Using the listing below, copy every line that mentions "Exportieren".
++++
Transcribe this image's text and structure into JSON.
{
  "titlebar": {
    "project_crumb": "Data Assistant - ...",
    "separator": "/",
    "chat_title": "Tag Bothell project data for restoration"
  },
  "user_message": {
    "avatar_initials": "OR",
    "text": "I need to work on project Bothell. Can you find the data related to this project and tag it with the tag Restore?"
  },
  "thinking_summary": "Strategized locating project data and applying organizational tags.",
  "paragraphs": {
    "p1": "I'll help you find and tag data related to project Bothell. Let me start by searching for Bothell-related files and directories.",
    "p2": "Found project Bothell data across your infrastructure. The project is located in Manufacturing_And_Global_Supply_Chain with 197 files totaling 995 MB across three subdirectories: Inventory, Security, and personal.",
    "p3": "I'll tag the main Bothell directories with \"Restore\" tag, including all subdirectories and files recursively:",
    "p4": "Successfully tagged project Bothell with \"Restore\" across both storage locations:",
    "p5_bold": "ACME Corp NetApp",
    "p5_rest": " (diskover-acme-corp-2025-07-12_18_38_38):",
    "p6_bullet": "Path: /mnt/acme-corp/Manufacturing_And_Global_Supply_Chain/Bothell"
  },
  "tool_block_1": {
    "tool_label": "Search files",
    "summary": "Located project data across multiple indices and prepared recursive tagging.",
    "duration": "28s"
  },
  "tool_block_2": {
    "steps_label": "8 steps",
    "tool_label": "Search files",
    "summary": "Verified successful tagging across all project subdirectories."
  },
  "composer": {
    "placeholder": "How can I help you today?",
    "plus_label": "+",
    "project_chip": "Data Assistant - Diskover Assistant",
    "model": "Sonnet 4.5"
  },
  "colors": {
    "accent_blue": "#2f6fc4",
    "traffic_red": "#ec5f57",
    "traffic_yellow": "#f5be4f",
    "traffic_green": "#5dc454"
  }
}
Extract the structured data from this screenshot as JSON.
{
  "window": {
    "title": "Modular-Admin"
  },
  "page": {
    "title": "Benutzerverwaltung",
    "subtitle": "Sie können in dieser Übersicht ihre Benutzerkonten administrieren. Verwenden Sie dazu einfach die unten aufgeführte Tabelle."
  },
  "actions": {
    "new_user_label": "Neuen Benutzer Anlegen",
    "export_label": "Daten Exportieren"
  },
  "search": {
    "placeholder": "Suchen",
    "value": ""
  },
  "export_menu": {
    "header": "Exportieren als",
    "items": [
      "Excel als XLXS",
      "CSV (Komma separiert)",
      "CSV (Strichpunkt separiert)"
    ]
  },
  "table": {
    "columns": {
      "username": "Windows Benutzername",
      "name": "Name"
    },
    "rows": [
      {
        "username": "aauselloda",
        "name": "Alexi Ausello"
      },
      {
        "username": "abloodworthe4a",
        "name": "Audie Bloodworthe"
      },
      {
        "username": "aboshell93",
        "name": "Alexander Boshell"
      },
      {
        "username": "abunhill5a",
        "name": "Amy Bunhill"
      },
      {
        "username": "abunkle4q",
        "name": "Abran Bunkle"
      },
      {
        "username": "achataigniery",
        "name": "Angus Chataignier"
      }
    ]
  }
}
++++
_SOLUTION TO THIS PROBLEM_
    "export_label": "Daten Exportieren"
    "header": "Exportieren als",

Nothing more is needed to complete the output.